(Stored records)
····················
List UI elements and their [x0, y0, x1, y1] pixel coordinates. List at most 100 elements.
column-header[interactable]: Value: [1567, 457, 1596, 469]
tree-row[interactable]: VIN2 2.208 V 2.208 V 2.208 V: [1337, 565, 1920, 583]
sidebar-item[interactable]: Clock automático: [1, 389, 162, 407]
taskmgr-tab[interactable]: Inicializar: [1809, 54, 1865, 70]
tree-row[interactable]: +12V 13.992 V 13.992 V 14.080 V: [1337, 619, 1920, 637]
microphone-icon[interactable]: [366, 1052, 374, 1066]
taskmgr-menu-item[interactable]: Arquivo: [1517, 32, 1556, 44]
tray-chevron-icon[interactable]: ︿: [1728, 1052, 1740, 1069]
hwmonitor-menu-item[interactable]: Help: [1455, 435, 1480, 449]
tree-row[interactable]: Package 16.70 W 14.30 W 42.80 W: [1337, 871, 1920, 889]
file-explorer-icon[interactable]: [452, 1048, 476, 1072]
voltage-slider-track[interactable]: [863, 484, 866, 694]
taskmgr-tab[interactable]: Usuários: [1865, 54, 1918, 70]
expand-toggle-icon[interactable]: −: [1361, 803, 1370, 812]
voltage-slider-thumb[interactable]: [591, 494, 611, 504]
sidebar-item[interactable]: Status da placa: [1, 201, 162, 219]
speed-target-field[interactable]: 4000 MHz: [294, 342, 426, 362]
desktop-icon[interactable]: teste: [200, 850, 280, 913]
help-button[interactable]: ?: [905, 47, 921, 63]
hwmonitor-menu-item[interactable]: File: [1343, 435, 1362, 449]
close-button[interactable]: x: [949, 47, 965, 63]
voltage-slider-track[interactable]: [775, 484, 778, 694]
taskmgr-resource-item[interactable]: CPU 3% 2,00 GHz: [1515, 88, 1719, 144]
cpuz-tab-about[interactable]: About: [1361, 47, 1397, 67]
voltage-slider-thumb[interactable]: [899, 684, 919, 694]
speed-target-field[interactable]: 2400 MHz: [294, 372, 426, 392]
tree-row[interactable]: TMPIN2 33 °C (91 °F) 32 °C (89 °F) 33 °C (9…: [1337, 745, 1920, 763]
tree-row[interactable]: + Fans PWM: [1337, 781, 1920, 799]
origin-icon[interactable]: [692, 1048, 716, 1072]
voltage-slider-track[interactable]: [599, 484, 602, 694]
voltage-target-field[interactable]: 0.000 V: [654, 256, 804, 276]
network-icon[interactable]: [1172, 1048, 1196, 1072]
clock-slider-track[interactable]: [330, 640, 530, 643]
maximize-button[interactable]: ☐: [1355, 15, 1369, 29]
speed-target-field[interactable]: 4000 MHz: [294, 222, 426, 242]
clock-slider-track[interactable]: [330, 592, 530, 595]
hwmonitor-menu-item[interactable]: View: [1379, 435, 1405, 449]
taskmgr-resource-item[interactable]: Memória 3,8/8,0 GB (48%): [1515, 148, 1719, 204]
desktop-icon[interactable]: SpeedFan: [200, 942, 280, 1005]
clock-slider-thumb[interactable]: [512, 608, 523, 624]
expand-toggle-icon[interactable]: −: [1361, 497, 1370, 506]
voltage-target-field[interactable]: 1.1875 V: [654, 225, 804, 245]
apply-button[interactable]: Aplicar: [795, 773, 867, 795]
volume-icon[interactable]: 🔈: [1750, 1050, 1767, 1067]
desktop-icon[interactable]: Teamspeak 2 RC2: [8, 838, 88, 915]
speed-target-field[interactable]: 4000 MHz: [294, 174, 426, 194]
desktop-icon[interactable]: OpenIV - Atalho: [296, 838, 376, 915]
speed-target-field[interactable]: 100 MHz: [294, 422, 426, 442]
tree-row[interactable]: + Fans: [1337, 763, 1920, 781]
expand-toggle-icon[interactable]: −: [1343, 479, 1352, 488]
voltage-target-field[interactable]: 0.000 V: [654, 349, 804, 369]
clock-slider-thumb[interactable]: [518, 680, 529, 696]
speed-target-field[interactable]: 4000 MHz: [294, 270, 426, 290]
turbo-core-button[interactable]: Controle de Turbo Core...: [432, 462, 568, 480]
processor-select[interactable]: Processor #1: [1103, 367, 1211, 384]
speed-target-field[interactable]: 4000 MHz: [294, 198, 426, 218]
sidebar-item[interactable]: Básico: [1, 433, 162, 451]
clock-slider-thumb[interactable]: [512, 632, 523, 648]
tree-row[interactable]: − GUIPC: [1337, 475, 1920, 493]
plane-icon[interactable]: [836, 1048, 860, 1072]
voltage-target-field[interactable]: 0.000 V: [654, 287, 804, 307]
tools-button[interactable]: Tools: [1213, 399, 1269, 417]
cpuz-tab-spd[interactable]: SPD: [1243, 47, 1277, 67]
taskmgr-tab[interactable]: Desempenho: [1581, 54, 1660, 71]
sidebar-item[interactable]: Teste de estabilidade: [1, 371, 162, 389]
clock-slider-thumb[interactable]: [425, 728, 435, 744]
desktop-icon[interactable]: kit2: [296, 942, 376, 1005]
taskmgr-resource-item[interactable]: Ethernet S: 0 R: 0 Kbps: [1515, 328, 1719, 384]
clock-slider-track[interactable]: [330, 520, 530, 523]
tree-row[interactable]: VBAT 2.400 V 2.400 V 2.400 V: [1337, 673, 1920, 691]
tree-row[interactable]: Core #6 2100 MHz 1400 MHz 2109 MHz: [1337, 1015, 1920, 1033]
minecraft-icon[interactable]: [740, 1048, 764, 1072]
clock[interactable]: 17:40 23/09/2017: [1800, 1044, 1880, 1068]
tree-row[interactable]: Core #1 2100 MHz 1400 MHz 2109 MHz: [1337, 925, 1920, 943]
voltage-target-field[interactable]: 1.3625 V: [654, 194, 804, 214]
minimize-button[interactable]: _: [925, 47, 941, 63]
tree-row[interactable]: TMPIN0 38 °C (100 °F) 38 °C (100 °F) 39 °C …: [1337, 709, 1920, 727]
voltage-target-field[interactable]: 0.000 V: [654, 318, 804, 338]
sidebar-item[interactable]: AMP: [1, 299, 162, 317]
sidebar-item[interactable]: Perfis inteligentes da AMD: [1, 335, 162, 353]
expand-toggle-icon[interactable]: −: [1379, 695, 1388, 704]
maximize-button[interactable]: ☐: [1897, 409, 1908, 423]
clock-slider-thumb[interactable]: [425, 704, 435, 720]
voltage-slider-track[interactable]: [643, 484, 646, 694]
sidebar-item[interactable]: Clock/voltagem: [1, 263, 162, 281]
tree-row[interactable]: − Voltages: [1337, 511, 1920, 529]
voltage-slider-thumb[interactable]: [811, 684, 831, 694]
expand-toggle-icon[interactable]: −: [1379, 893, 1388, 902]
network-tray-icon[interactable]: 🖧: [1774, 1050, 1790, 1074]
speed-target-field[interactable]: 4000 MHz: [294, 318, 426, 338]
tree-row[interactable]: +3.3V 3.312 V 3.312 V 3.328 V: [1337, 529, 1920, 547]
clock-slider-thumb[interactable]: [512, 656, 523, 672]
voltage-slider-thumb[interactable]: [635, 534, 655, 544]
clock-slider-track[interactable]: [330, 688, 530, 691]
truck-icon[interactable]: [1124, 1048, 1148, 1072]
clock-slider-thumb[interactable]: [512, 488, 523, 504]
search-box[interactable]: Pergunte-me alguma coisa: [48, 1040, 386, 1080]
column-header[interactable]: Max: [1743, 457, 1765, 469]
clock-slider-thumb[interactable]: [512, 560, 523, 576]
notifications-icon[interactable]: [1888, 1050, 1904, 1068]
····················
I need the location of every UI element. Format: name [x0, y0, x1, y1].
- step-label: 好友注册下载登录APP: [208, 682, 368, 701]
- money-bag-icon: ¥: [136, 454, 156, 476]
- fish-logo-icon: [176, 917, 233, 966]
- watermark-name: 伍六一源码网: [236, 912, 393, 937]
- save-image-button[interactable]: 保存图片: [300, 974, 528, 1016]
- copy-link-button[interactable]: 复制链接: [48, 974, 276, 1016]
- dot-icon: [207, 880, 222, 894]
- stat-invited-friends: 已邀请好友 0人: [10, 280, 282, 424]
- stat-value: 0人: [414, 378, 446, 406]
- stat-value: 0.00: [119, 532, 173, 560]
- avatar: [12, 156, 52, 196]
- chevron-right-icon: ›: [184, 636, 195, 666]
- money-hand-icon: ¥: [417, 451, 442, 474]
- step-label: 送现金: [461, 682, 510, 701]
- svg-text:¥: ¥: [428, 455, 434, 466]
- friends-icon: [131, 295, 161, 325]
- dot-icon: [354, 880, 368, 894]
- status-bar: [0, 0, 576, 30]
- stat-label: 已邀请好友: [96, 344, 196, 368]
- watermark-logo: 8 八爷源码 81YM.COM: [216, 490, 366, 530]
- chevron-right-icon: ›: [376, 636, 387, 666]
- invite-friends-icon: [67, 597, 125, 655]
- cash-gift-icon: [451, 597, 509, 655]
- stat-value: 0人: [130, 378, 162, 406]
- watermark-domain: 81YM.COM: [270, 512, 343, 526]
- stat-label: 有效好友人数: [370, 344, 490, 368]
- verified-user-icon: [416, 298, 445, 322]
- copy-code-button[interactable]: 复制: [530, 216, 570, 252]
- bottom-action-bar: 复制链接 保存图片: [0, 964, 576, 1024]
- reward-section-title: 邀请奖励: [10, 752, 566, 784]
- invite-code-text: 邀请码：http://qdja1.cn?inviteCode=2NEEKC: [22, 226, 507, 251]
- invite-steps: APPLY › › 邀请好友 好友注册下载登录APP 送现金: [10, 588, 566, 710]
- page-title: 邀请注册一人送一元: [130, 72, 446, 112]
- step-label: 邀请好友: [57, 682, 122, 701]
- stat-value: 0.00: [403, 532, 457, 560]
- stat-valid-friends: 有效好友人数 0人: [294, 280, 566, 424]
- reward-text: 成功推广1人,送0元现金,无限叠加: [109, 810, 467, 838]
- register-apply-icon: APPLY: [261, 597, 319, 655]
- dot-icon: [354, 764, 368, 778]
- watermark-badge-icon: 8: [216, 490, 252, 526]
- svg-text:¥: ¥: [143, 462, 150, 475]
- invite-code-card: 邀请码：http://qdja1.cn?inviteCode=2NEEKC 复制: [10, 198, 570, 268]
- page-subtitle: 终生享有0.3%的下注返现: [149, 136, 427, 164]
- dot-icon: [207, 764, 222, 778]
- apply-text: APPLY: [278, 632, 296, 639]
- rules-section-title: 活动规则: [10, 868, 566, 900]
····················
Repeat the lines from the one containing "I need the location" through the one containing "- step-label: 送现金: [461, 682, 510, 701]", copying them exactly.

I need the location of every UI element. Format: name [x0, y0, x1, y1].
- step-label: 好友注册下载登录APP: [208, 682, 368, 701]
- money-bag-icon: ¥: [136, 454, 156, 476]
- fish-logo-icon: [176, 917, 233, 966]
- watermark-name: 伍六一源码网: [236, 912, 393, 937]
- save-image-button[interactable]: 保存图片: [300, 974, 528, 1016]
- copy-link-button[interactable]: 复制链接: [48, 974, 276, 1016]
- dot-icon: [207, 880, 222, 894]
- stat-invited-friends: 已邀请好友 0人: [10, 280, 282, 424]
- stat-value: 0人: [414, 378, 446, 406]
- stat-value: 0.00: [119, 532, 173, 560]
- avatar: [12, 156, 52, 196]
- chevron-right-icon: ›: [184, 636, 195, 666]
- money-hand-icon: ¥: [417, 451, 442, 474]
- step-label: 送现金: [461, 682, 510, 701]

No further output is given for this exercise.